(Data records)
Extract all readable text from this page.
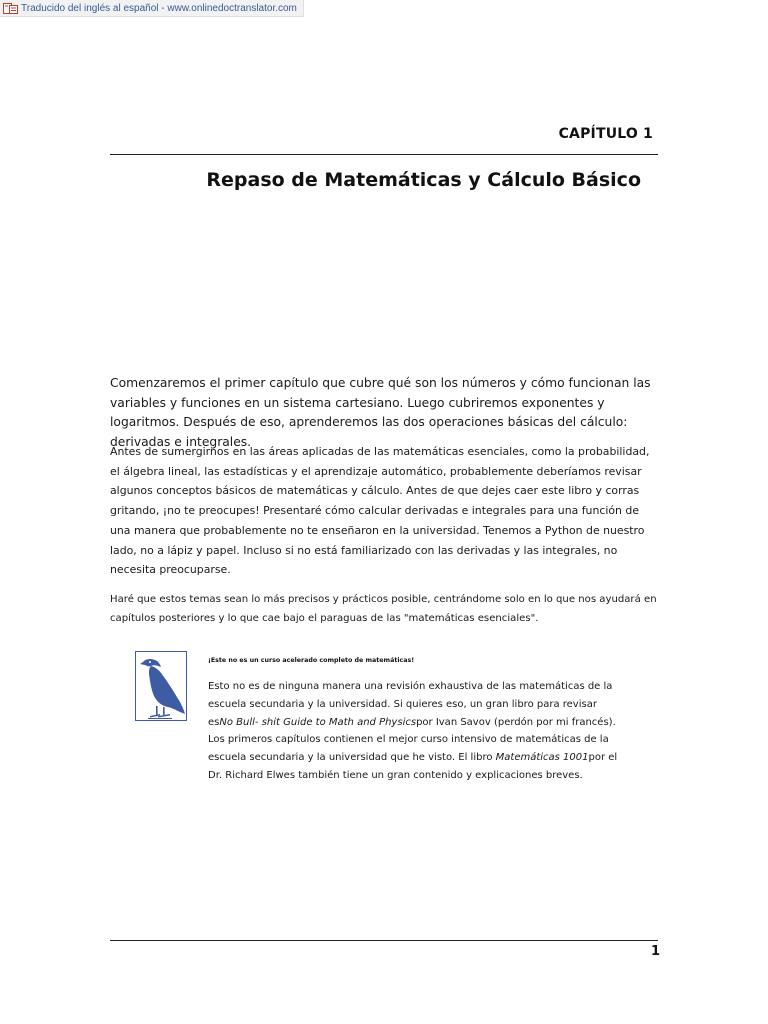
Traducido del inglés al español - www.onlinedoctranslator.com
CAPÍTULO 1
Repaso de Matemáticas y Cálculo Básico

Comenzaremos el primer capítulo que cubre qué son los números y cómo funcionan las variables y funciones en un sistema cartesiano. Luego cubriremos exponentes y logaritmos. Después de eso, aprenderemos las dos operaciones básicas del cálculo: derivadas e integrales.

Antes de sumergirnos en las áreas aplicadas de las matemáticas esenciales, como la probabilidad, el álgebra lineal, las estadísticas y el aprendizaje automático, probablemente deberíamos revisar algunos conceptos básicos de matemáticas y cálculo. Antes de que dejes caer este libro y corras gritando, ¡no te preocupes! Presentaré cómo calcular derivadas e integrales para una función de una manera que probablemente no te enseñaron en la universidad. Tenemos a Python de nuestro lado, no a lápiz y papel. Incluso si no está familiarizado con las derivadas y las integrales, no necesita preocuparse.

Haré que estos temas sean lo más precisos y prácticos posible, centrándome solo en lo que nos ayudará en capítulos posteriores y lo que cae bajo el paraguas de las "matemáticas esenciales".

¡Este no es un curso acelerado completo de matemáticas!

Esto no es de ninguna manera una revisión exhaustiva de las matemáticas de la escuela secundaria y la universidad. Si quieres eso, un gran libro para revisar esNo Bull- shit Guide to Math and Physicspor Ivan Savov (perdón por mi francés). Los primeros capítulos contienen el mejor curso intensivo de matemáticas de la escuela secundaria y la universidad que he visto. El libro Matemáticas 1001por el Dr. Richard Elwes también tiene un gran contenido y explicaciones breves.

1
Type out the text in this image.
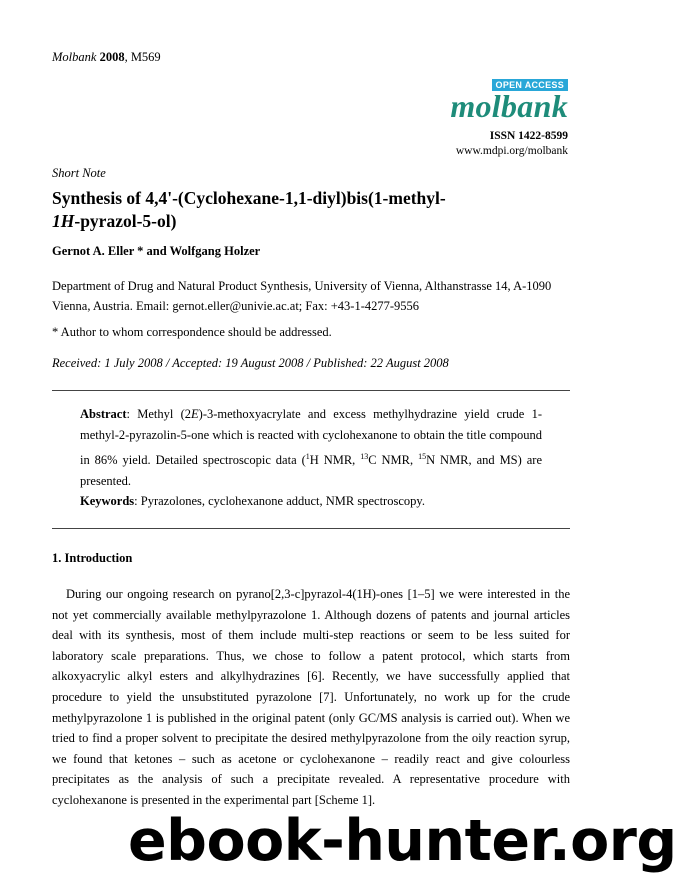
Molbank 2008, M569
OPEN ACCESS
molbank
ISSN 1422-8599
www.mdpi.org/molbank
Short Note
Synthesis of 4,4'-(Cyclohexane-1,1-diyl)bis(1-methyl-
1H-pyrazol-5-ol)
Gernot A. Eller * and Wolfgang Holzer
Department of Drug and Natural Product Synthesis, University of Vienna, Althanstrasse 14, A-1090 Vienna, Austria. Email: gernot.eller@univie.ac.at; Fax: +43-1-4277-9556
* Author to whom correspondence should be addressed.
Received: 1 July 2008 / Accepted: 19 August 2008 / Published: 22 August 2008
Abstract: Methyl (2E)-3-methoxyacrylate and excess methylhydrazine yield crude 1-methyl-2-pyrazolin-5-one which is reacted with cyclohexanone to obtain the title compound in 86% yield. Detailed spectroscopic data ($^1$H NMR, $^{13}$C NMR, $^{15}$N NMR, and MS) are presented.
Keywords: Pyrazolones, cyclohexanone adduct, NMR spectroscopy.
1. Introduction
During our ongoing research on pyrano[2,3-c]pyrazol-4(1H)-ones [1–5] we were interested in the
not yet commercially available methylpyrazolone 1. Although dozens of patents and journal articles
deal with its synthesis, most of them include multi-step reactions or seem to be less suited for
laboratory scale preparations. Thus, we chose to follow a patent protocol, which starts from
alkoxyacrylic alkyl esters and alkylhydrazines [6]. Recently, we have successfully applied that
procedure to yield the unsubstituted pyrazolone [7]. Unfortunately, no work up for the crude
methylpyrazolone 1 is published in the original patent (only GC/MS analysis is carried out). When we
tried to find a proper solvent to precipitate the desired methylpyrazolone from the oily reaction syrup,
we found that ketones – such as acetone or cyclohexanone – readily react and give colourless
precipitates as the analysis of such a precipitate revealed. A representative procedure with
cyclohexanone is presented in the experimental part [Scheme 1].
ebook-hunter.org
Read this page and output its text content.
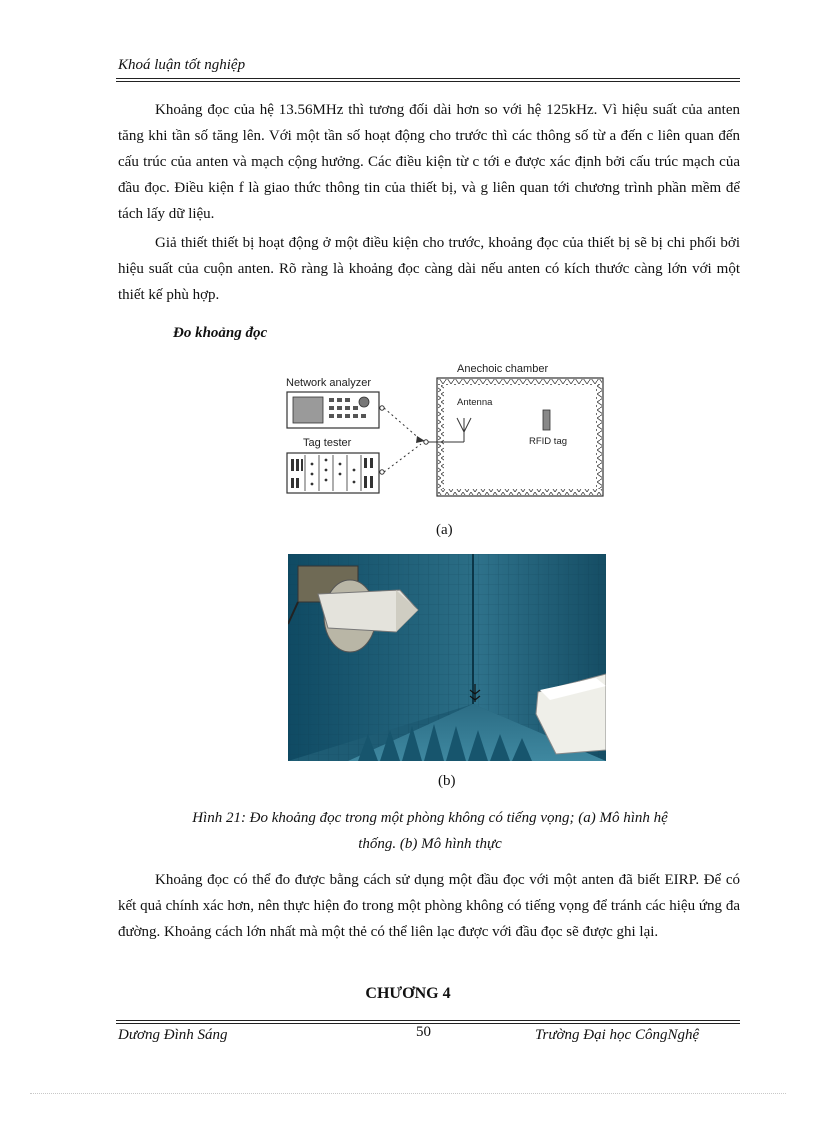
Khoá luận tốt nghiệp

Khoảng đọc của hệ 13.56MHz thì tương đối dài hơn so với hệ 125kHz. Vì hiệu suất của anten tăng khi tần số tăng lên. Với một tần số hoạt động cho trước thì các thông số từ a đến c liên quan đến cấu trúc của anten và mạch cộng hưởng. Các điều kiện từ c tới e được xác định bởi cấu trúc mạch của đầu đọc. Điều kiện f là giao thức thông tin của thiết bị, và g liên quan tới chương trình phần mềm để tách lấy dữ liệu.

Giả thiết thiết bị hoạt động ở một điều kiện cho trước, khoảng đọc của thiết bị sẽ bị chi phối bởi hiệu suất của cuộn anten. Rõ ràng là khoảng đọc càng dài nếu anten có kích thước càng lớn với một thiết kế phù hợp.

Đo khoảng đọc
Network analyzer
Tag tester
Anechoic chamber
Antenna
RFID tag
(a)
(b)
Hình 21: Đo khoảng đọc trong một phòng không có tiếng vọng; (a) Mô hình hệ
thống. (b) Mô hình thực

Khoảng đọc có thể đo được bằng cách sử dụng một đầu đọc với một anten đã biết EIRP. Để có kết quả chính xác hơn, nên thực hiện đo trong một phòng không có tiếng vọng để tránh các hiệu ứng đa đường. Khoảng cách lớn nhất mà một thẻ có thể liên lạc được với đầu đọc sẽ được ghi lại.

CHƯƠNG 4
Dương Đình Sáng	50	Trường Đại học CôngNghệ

### YOUR GOAL
Say how many lines include the word "text"; reply with the number alone.

### OUTPUT OF THE EXERCISE
3